Document passage:

□ □ □

What is it that Peter does not know at this point? He does not know that it’s really angel
literally hitting him, that’s what he does not know. And therefore very carefully the text says in
the last part of verse 9, “and he thought [he saw a vision.]” Now the word “thought” is a word which means
a very, weak, weak verb in the Greek to know, and so “he thought” means he
guessed. So at the point of verse 9 in
time, we’re going to watch now, we’re going to draw a little time line and
watch how Peter develops his knowledge.
And this will give you a clue as to what conscience is doing in your
life. He starts off with a guess, that’s
what this means, Peter does not, emphatically does not know what is going on
and he merely guesses, this is just sheer guesswork here. And so we have a very carefully selected verb
to point this out, he guessed that it was a vision.
Then in verse 10,
“And when they were past the first and second guard, they came unto the iron
gate that leads unto the city, which opened to them of its own accord; and they
went out, and passed on through the street; and immediately the angel departed
from him.” So now it’s the end of the supernatural
in this thing, it’s all over. While the
supernatural is going on Peter is guessing about it; he doesn’t really know
what is happening. But then in verse 11
it says, “And when Peter was come to himself, he said, Now I know of a surety”
and here “I know” is oido, oido plus the word which means truly,
which means strongly or certainly. “Now
I know certainly” and what is it that Peter knows certainly in verse 11, “I
know certainly that the Lord has sent His angel and has delivered me out of the
hand of Herod, and from all the expectation of the people of the Jews.” So Peter knows certainly what God has done;
it’s transformed from a mere guess to certainty here. Now so far you say well that’s great but you
haven’t shown anything about the verb sunoido. But just first look at what has happened; you
move from guesswork to certainty.

□ □ □

Raw data:
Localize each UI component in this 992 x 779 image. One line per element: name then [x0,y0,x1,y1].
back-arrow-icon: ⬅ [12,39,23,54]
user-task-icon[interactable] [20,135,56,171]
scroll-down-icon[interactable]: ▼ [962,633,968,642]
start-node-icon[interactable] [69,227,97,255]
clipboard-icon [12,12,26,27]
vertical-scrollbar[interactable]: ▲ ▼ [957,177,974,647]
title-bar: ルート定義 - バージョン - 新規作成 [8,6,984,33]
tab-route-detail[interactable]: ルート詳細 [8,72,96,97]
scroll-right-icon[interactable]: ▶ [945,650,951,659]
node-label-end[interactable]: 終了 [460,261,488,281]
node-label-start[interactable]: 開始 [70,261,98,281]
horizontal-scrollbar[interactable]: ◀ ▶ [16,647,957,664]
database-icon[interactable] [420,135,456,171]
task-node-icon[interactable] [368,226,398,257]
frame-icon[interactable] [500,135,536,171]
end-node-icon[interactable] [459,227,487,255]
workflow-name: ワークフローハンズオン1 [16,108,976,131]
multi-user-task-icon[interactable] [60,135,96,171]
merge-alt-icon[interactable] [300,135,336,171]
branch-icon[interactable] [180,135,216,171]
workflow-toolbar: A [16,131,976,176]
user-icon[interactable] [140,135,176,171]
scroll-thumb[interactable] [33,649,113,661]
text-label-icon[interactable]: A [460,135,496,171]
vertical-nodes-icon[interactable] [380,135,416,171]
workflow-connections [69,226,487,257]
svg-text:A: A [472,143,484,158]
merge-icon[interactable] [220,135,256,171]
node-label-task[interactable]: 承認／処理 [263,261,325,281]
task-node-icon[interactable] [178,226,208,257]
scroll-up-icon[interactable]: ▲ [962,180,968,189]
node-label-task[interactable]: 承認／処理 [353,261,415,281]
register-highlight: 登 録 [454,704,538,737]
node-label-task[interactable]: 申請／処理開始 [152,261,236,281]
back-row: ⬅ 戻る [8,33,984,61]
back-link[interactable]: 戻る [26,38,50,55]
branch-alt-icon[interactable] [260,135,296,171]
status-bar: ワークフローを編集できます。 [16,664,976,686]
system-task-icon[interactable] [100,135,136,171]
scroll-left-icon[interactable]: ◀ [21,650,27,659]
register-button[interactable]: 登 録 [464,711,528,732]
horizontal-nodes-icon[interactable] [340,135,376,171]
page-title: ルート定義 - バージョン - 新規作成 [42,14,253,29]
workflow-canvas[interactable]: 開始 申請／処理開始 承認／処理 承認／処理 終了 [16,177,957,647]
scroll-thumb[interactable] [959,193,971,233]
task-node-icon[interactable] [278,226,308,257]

□ □ □

Jobs:
**a)** From the passage on Peter's release, translate this sentence into Spanish: "While the supernatural is going on Peter is guessing about it; he doesn’t really know what is happening."
**b)** Reproduce the passage on Peter's release from the words "And this will" up to and including the words "was a vision.".

Task-by-task outputs:
**a)** Mientras ocurre lo sobrenatural, Pedro está haciendo conjeturas al respecto; en realidad no sabe lo que está pasando.

**b)**
And this will give you a clue as to what conscience is doing in your
life. He starts off with a guess, that’s
what this means, Peter does not, emphatically does not know what is going on
and he merely guesses, this is just sheer guesswork here. And so we have a very carefully selected verb
to point this out, he guessed that it was a vision.